OPDRACHT A: Zet de records vanaf het begin tot en met de regel met "The outlet opening 49.6 is at (376, 346)." om in een CSV met twee kolommen, verzoek en antwoord. Maak één rij per verzoek, zet de tekst en het antwoord elk in één veld tussen aanhalingstekens en vervang regeleinden door spaties.

BRONTEKST:
***

ECLI:NL:TADRSHE:2009:YA0171 Raad van Discipline 's-Hertogenbosch H 32 - 2009

ECLI: ECLI:NL:TADRSHE:2009:YA0171
Datum uitspraak: 30-11-2009
Datum publicatie: 09-12-2009
Zaaknummer(s): H 32 - 2009
Onderwerp:
  • Zorg voor de cliënt, subonderwerp: Beleidsvrijheid
  • Zorg voor de cliënt, subonderwerp: Vereiste communicatie met de cliënt
  • Zorg voor de cliënt, subonderwerp: Kwaliteit van de dienstverlening
Beslissingen:
Inhoudsindicatie:   Verweerster had de verzekeraar medewerking te verlenen aan een tweede schadeberekening door het NRL, omdat klager niet akkoord wenste te gaan met de door de verzekeraar gemaakte berekening. Dat die tweede berekening lager uitviel valt verweerster niet te verwijten. Verweerder heeft voldoende aangetoond dat zijn opmerkingen in geen enkele opzicht schofferend waren bedoeld. Weliswaar was sprake van slordig handleen, van tuchtrechtelijk verwijtbaar handleen was geen sprake. Het staat een advocaat vrij zich als advocaat terug te trekken, wanneer hij van oordeel is dat de vertrouwensrelatie is verbroken. Neerleggen mag niet op ongelegen moment. Indien een advocaat constateert dat er geen sprake meer is van een vertrouwensrelatie, op grond waarvan hij zich als advocaat terugtrekt, kan van hem niet verwacht worden dat hij nog werkzaamheden verricht. Aan een advocaat komt voor het te voeren beleid een ruime vrijheid toe. Ongegrond.

***

GEGEVENSFRAGMENTEN:
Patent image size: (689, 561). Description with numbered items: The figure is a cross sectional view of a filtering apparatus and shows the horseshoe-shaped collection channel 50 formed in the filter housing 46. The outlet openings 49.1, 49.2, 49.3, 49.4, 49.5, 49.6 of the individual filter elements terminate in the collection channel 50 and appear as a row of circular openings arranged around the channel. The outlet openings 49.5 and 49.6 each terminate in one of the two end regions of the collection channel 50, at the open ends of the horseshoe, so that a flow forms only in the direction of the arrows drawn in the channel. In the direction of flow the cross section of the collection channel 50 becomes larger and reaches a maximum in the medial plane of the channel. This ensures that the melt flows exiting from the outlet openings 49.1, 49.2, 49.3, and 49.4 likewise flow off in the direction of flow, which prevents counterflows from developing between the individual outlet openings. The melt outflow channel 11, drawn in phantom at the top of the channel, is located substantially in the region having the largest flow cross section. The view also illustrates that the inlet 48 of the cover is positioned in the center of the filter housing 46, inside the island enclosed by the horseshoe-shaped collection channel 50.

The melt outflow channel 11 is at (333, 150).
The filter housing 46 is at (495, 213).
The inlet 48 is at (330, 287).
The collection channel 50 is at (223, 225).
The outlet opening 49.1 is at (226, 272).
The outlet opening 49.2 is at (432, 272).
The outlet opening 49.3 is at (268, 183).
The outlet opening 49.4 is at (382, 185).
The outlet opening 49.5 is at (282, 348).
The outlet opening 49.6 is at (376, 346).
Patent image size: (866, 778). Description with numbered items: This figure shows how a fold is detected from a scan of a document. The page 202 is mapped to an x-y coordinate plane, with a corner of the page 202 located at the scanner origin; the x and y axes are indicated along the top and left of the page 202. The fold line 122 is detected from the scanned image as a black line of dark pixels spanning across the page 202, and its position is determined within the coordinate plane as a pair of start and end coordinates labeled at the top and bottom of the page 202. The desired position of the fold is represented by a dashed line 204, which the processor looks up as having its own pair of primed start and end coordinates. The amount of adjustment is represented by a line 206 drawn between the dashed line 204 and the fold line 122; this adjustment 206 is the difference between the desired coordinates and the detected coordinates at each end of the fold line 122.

***

OPDRACHT B: Schrijf de tuchtuitspraak van de Raad van Discipline verder vanaf het punt waar de tekst ophoudt.

ANTWOORD A:
verzoek,antwoord
"Patent image size: (689, 561). Description with numbered items: The figure is a cross sectional view of a filtering apparatus and shows the horseshoe-shaped collection channel 50 formed in the filter housing 46. The outlet openings 49.1, 49.2, 49.3, 49.4, 49.5, 49.6 of the individual filter elements terminate in the collection channel 50 and appear as a row of circular openings arranged around the channel. The outlet openings 49.5 and 49.6 each terminate in one of the two end regions of the collection channel 50, at the open ends of the horseshoe, so that a flow forms only in the direction of the arrows drawn in the channel. In the direction of flow the cross section of the collection channel 50 becomes larger and reaches a maximum in the medial plane of the channel. This ensures that the melt flows exiting from the outlet openings 49.1, 49.2, 49.3, and 49.4 likewise flow off in the direction of flow, which prevents counterflows from developing between the individual outlet openings. The melt outflow channel 11, drawn in phantom at the top of the channel, is located substantially in the region having the largest flow cross section. The view also illustrates that the inlet 48 of the cover is positioned in the center of the filter housing 46, inside the island enclosed by the horseshoe-shaped collection channel 50.","The melt outflow channel 11 is at (333, 150). The filter housing 46 is at (495, 213). The inlet 48 is at (330, 287). The collection channel 50 is at (223, 225). The outlet opening 49.1 is at (226, 272). The outlet opening 49.2 is at (432, 272). The outlet opening 49.3 is at (268, 183). The outlet opening 49.4 is at (382, 185). The outlet opening 49.5 is at (282, 348). The outlet opening 49.6 is at (376, 346)."

ANTWOORD B:
H 32 - 2009

BESLISSING

van de Raad van Discipline in het ressort ’s-Hertogenbosch inzake de klacht van

klager

tegen

1. verweerster

2. verweerder

_____________________________________________________________________

Verloop van de klachtprocedure.

Bij schrijven van 5 februari 2009 heeft de deken van de orde van advocaten in het arrondissement ’s-Hertogenbosch de stukken in bovenvermelde klachtzaak aan de raad doen toekomen welke stukken vermeld zijn in de bij voormelde brief gevoegde inventarisstaat.

De raad ontving een brief dd. 17 september 2009, met bijlagen, van klager.

Deze stukken zijn aan het klachtdossier toegevoegd.

De mondelinge behandeling heeft plaatsgevonden op 5 oktober 2009 waarvoor partijen werden opgeroepen bij brieven van de griffier van 28 april 2009, waarbij aan hen werd medegedeeld dat de stukken ter inzage zouden liggen ten kantore van de griffier tot 21 september 2009.

De deken werd van de mondelinge behandeling op de hoogte gesteld.

Ter mondelinge behandeling waren klager, de echtgenote van klager en verweerders aanwezig.

Vaststelling van de feiten voorzover voor de klacht van belang.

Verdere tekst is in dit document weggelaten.